> Work to be completed
Pick every line with "JSON" from the material below.

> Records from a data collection
____________________
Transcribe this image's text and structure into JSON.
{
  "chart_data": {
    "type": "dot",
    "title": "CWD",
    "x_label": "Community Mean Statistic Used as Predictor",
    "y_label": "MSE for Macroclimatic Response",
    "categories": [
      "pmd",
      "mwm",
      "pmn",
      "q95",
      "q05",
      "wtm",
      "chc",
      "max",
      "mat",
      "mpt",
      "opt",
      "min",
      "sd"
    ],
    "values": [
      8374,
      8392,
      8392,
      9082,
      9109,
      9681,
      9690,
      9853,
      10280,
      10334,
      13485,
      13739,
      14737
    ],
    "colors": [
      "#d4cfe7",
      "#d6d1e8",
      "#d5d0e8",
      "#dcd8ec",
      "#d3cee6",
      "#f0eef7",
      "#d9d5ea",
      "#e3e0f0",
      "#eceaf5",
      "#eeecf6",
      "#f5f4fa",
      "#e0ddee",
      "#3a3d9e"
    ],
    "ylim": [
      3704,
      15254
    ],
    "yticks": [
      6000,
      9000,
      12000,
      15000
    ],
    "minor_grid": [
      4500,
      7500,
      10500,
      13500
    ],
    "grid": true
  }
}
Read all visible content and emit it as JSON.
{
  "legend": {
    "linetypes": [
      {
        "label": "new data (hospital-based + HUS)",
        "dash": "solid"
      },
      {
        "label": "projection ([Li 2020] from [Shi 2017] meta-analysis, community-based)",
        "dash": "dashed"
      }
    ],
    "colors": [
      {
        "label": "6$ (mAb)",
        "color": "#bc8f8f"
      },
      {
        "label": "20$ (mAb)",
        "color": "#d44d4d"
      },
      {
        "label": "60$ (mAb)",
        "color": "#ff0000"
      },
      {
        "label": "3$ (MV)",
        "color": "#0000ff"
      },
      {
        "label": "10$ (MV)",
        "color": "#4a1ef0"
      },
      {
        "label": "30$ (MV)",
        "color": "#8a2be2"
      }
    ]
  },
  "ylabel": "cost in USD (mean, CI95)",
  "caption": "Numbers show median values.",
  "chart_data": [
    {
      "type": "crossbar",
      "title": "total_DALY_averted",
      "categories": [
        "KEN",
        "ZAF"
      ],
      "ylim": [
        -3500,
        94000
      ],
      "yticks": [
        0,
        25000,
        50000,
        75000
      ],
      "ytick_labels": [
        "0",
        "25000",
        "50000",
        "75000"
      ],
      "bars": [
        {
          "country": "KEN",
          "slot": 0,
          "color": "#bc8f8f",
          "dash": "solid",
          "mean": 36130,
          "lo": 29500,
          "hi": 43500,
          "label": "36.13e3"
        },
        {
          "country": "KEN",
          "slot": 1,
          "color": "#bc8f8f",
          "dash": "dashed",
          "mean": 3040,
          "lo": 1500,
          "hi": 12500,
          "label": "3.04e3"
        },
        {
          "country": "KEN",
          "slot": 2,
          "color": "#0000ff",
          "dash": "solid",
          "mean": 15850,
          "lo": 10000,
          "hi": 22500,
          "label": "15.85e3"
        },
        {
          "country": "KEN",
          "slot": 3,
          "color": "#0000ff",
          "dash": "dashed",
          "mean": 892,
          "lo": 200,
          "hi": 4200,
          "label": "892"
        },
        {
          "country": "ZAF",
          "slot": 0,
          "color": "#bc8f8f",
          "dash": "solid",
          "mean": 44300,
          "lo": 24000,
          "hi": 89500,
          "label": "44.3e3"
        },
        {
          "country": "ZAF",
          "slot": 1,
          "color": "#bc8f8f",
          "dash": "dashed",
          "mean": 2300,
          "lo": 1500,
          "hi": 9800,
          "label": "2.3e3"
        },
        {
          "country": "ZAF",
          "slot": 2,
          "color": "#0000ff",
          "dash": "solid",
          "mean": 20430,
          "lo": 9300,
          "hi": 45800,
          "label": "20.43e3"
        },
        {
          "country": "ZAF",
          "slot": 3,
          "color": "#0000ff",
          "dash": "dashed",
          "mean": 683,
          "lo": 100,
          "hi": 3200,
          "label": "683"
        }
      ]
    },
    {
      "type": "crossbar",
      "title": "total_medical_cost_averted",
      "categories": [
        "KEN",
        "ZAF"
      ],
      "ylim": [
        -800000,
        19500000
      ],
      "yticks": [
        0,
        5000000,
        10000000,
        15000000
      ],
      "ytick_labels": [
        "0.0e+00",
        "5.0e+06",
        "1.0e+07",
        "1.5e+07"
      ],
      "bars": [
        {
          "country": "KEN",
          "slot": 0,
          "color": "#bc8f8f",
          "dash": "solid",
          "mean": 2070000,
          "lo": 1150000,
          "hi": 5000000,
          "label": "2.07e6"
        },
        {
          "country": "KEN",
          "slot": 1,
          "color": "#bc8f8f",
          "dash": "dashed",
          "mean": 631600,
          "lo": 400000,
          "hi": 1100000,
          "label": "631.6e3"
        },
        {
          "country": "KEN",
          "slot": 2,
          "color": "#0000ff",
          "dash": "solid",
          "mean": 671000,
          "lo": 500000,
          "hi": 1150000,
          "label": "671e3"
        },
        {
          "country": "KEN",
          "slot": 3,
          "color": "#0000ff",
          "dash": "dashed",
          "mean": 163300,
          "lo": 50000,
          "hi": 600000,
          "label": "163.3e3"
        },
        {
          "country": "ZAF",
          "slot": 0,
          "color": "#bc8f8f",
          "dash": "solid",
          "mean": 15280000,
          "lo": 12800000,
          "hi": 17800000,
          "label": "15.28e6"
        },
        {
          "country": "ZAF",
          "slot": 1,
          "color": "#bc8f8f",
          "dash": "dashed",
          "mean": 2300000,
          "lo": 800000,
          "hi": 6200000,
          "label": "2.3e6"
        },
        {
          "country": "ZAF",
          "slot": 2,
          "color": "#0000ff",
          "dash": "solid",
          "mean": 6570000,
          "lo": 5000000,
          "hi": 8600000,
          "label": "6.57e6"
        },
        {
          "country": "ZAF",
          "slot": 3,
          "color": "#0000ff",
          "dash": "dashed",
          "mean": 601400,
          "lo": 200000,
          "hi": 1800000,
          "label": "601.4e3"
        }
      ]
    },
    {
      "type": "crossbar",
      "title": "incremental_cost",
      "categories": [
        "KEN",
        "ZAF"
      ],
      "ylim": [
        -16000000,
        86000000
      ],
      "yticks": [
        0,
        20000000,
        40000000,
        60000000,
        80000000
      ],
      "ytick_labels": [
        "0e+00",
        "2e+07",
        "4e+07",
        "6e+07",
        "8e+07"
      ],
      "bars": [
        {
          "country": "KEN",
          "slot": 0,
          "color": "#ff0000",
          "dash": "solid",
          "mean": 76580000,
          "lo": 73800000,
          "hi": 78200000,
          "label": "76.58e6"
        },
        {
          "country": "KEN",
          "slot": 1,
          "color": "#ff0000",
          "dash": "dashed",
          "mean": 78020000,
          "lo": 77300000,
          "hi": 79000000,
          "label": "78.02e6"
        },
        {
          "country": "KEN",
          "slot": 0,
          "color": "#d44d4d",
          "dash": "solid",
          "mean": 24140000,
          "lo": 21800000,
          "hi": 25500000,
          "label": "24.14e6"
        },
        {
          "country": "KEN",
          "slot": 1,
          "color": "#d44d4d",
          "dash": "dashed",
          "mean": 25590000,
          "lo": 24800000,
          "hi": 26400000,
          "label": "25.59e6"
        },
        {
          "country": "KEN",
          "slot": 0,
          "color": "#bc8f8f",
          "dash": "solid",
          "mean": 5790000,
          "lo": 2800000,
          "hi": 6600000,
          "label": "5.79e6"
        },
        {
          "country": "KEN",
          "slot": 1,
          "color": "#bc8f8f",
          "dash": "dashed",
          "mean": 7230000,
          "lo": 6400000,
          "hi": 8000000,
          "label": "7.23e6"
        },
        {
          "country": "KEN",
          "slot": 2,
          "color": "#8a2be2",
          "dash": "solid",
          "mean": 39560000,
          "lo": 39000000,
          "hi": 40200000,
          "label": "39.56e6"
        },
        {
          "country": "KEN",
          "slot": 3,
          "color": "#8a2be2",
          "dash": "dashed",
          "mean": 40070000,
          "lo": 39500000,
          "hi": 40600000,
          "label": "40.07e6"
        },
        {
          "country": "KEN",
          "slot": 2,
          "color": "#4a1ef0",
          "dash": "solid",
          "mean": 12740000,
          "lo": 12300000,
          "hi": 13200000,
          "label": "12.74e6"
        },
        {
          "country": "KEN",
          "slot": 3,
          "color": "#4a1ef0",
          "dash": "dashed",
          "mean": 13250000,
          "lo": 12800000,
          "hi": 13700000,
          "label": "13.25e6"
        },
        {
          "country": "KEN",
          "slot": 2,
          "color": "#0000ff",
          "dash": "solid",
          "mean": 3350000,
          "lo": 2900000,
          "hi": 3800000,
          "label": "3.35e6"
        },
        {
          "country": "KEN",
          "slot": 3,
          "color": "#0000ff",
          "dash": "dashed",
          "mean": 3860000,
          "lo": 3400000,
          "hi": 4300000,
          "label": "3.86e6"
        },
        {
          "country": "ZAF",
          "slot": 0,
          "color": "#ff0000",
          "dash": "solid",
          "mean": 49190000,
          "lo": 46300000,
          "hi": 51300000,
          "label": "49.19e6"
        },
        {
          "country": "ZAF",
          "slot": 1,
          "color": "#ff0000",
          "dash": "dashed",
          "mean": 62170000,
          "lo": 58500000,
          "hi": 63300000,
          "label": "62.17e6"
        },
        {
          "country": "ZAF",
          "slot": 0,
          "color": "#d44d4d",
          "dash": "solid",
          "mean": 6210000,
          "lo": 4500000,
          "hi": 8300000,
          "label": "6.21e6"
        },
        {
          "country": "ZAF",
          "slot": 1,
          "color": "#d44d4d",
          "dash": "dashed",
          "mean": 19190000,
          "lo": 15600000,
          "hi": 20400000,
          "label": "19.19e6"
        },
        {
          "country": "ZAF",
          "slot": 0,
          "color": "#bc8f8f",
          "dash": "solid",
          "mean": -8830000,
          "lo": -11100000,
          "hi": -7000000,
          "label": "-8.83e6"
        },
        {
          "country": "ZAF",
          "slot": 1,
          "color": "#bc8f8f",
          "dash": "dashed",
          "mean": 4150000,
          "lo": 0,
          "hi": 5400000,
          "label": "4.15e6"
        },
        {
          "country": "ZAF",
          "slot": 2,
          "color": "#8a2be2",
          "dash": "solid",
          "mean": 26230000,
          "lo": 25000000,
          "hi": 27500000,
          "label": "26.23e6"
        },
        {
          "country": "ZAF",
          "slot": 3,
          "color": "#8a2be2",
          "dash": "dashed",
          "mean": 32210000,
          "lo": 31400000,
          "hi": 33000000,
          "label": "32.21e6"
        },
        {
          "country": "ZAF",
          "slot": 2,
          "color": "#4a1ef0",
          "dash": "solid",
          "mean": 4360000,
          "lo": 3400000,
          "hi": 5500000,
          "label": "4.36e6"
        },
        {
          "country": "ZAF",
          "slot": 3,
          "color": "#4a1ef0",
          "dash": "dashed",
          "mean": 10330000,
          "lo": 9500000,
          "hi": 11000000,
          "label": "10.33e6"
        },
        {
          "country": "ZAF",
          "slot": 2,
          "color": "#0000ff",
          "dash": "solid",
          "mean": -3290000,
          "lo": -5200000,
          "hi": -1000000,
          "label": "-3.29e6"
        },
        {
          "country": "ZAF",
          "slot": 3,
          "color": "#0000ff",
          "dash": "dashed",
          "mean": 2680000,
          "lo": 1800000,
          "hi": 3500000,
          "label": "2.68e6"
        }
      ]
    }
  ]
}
____________________
> Response below
Transcribe this image's text and structure into JSON.
Read all visible content and emit it as JSON.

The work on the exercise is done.